*AIM OF THE EXERCISE*: Find the lines of data that contain the string "народовъ", then list them.

*GIVEN DATA*:

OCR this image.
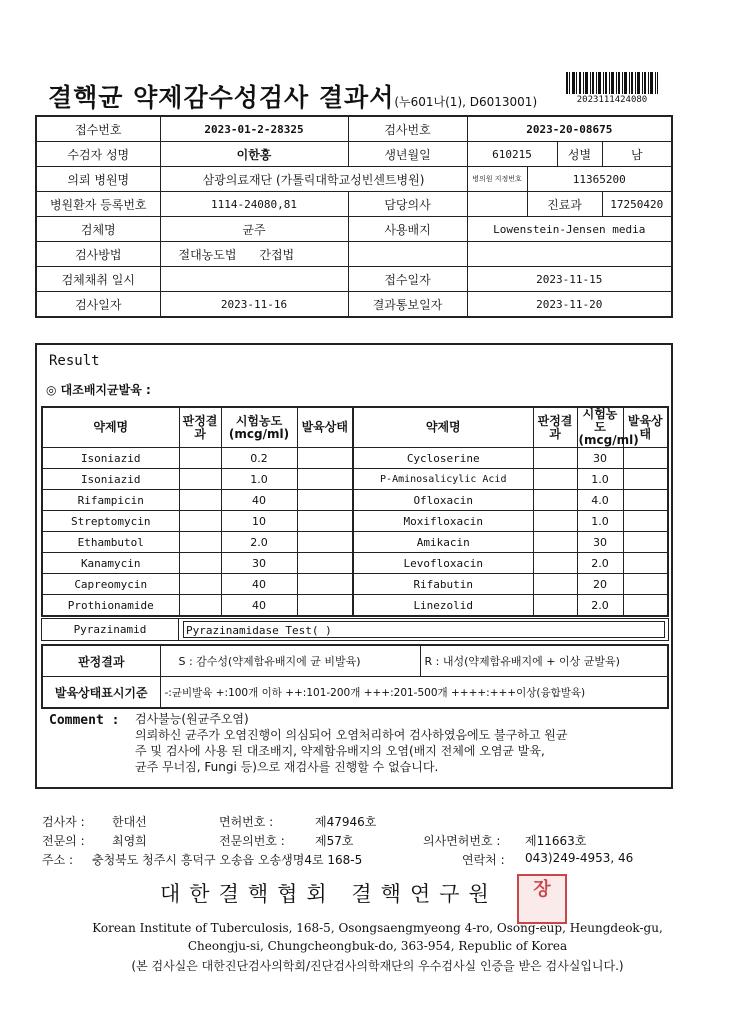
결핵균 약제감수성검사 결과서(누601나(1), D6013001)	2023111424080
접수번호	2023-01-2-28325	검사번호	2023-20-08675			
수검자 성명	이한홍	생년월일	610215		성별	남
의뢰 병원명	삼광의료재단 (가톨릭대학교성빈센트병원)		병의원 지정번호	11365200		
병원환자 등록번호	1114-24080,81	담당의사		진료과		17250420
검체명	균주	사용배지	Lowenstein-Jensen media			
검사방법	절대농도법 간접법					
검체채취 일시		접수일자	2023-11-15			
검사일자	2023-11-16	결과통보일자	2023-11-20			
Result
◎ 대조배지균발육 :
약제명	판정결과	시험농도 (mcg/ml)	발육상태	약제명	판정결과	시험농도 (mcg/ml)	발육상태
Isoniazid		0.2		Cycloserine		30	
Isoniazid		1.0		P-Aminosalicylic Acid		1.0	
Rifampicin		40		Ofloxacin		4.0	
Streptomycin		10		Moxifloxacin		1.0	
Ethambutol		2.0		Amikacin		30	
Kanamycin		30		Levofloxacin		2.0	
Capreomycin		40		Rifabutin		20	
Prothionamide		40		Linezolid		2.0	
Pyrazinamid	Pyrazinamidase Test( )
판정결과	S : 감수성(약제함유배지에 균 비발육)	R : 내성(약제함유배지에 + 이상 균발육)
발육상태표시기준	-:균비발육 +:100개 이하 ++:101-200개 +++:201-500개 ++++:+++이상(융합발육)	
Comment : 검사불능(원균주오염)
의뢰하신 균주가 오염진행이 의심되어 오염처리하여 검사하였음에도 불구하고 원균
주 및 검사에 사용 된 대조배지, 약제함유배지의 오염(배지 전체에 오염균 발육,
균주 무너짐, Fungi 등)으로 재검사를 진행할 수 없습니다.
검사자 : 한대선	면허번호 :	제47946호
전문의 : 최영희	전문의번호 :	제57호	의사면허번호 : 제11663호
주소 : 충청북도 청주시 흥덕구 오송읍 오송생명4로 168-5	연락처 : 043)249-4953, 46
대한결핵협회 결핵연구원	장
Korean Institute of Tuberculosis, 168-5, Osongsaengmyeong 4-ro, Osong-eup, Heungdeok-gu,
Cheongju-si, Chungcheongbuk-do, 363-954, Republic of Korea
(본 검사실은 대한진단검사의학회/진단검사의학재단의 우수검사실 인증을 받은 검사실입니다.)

* * *

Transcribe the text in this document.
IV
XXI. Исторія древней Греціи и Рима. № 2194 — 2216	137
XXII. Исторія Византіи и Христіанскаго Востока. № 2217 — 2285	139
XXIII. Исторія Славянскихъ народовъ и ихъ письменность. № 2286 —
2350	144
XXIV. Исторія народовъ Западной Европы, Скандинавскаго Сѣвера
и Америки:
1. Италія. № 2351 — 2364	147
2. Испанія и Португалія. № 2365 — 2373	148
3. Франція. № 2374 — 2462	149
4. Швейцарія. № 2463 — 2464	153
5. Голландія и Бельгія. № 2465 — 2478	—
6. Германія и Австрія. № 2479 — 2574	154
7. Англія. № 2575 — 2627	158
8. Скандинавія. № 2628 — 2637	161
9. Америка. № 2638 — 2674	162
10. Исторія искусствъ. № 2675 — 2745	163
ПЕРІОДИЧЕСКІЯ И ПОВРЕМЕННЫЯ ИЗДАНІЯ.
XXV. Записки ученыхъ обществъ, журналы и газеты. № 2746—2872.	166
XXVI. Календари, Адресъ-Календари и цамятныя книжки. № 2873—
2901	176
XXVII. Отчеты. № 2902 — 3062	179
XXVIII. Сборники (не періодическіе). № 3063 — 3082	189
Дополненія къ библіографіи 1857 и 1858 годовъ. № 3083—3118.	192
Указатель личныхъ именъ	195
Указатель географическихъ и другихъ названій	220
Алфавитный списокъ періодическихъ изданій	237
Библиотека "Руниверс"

*CORRECT RESULT*:
XXIII. Исторія Славянскихъ народовъ и ихъ письменность. № 2286 —
XXIV. Исторія народовъ Западной Европы, Скандинавскаго Сѣвера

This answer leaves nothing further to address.